* [Set exercise] Lines that contain the string "Activities" are to be copied; leave out all others.

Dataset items
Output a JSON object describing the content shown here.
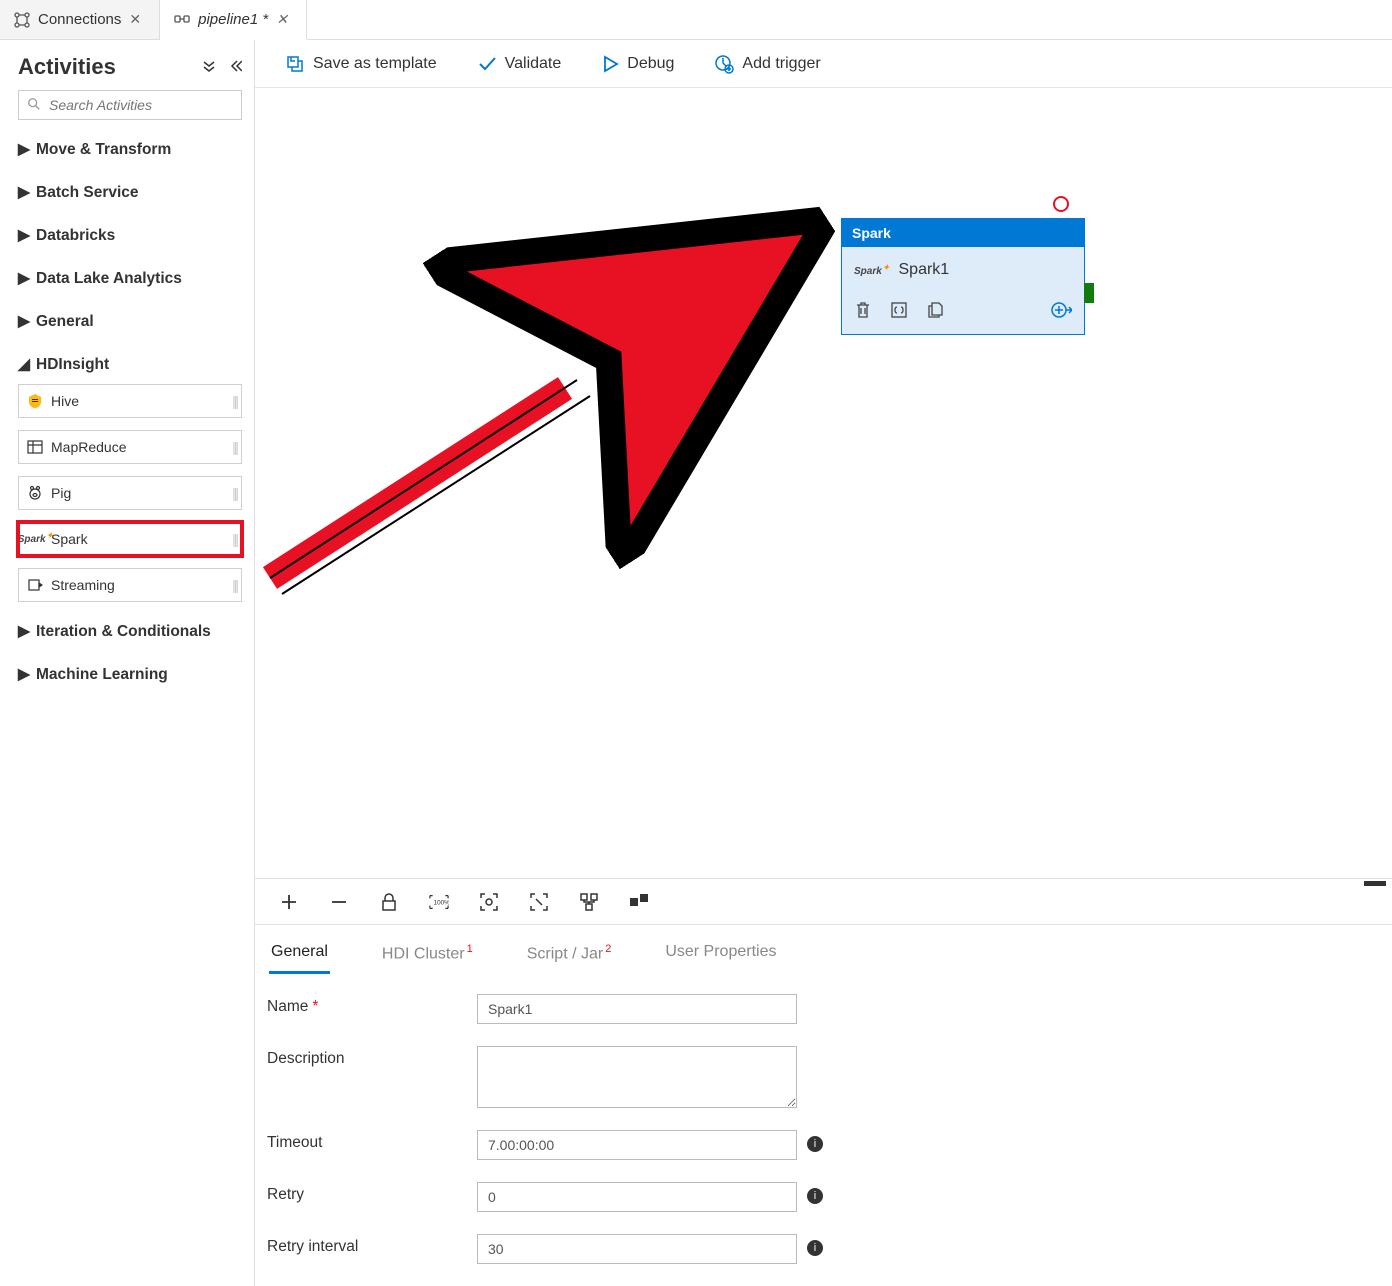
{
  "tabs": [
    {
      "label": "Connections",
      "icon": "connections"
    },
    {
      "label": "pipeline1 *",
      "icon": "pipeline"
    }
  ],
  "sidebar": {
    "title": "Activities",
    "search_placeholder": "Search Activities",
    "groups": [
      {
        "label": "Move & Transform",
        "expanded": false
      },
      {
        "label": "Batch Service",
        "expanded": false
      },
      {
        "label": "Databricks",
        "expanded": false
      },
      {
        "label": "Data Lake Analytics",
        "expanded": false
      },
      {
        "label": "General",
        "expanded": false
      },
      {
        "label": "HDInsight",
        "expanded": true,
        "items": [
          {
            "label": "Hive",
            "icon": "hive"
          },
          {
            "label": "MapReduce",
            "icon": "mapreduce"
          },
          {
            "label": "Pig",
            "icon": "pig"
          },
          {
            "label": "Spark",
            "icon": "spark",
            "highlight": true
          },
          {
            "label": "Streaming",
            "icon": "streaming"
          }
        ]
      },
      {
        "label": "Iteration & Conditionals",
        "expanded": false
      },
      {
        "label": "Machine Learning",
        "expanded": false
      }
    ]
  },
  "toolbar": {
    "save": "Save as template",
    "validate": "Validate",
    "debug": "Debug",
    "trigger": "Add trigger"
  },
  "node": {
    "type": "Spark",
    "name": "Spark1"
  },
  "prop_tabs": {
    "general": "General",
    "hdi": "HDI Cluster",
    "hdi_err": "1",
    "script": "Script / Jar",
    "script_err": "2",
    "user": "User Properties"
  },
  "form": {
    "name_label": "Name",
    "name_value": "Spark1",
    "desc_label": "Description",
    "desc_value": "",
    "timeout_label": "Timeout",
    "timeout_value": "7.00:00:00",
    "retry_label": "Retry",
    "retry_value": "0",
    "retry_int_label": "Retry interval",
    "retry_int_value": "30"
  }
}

* [Expected answer]
    "title": "Activities",
    "search_placeholder": "Search Activities",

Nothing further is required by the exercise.